§ The problem
Reproduce verbatim every line from the one that includes "Read out every word on this page." to the closing line of the entries; omit everything before it.

§ Data in this exercise

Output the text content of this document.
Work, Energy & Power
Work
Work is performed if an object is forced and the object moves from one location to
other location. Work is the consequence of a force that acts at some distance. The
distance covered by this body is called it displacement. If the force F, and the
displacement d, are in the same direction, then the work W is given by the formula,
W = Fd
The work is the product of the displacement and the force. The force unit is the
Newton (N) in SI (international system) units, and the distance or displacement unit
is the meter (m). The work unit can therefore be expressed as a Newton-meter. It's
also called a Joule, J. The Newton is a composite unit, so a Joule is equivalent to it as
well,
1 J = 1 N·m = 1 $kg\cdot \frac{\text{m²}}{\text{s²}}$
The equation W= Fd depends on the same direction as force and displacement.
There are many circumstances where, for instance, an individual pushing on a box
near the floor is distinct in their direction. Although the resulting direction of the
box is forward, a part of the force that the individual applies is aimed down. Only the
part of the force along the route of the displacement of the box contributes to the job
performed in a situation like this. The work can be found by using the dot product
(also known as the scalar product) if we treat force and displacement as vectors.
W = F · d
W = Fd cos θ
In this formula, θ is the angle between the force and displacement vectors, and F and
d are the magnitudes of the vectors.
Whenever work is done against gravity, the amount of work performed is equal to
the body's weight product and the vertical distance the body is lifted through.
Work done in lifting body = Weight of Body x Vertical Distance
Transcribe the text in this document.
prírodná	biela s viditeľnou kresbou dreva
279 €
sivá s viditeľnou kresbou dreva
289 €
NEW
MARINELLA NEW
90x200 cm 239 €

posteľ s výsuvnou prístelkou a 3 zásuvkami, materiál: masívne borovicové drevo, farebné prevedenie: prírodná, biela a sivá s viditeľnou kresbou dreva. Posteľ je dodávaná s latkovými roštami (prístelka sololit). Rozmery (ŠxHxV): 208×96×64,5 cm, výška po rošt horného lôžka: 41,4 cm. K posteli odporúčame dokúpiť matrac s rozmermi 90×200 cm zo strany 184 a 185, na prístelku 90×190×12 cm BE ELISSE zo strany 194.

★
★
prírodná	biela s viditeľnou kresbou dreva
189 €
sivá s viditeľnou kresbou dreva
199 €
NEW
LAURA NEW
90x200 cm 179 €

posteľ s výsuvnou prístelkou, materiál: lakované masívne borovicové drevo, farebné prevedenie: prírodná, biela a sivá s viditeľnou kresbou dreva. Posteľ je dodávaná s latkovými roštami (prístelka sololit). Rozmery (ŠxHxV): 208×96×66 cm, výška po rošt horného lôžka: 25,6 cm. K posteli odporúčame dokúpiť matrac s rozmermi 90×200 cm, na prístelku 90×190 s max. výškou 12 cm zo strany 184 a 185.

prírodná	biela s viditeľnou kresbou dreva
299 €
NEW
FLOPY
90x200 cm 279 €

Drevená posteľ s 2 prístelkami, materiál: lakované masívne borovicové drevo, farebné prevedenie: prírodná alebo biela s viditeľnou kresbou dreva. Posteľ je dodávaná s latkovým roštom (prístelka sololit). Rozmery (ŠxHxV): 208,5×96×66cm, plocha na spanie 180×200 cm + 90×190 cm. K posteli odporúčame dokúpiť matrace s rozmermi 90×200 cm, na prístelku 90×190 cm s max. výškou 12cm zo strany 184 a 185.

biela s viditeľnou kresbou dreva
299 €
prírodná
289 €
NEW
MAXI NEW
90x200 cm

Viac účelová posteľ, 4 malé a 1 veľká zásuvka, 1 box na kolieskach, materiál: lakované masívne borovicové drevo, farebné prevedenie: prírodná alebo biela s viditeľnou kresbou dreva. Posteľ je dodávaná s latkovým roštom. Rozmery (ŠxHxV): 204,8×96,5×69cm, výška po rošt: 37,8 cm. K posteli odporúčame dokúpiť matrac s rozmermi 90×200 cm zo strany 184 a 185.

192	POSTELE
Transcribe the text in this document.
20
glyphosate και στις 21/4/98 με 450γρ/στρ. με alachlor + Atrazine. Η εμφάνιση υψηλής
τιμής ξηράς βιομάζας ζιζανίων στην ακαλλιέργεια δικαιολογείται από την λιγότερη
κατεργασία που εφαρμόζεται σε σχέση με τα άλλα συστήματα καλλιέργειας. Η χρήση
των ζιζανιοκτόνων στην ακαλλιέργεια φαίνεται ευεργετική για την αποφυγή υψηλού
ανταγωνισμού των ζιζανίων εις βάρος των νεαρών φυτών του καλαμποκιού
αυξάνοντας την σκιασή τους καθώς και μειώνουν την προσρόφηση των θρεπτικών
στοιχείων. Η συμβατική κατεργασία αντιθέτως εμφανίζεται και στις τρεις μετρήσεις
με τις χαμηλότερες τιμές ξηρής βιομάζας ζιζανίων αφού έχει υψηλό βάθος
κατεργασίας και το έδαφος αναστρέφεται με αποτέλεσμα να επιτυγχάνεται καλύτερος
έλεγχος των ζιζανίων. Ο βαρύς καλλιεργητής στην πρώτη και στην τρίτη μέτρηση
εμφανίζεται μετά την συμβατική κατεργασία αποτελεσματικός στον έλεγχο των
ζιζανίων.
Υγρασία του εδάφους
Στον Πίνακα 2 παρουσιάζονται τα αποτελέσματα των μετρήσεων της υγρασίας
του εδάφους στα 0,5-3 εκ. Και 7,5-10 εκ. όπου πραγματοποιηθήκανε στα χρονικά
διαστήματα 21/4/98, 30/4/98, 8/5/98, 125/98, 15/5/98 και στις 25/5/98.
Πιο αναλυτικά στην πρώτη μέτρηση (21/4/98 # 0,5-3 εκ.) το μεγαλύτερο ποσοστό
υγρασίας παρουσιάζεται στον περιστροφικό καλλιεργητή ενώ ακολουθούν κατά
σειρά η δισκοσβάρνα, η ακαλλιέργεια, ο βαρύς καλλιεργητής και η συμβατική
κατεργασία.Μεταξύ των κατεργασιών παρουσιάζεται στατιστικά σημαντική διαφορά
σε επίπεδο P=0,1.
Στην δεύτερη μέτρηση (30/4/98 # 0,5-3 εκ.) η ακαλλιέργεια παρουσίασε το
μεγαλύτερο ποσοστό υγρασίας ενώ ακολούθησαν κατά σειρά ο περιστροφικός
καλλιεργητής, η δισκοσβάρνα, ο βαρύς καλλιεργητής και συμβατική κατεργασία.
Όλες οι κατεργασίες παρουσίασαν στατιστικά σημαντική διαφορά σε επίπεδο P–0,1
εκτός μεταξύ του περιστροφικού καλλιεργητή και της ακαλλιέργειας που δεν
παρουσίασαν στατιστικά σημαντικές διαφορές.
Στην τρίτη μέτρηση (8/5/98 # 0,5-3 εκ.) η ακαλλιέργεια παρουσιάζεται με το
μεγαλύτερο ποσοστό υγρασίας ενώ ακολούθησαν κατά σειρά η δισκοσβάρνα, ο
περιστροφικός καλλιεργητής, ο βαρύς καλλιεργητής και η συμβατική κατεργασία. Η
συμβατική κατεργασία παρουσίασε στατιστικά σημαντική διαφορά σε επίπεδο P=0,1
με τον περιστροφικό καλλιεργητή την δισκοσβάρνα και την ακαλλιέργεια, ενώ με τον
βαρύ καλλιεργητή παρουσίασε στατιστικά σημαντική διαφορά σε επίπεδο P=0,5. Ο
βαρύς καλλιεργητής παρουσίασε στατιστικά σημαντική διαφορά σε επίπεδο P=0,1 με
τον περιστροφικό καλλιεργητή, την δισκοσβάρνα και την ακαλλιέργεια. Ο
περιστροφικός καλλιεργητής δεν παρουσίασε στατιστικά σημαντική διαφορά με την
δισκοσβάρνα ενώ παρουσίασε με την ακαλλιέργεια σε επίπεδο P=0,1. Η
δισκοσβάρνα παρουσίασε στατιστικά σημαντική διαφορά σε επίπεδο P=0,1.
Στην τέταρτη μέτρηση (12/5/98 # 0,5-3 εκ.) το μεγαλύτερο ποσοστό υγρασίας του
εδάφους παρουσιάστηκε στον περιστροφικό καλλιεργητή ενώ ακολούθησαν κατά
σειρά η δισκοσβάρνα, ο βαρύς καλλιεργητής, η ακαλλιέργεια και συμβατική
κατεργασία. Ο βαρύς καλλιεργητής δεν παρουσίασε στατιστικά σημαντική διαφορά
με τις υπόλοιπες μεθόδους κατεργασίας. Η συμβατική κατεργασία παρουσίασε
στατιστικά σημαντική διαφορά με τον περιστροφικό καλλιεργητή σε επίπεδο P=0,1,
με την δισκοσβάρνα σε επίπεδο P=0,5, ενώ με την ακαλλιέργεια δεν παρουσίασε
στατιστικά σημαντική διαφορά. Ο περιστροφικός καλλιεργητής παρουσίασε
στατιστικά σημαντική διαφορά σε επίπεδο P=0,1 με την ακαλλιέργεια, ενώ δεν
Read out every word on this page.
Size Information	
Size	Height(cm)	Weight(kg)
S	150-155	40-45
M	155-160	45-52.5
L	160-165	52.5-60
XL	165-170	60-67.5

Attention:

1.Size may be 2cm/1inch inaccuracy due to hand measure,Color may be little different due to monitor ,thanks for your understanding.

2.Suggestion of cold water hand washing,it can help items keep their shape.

§ Task output
Read out every word on this page.
Size Information	
Size	Height(cm)	Weight(kg)
S	150-155	40-45
M	155-160	45-52.5
L	160-165	52.5-60
XL	165-170	60-67.5

Attention:

1.Size may be 2cm/1inch inaccuracy due to hand measure,Color may be little different due to monitor ,thanks for your understanding.

2.Suggestion of cold water hand washing,it can help items keep their shape.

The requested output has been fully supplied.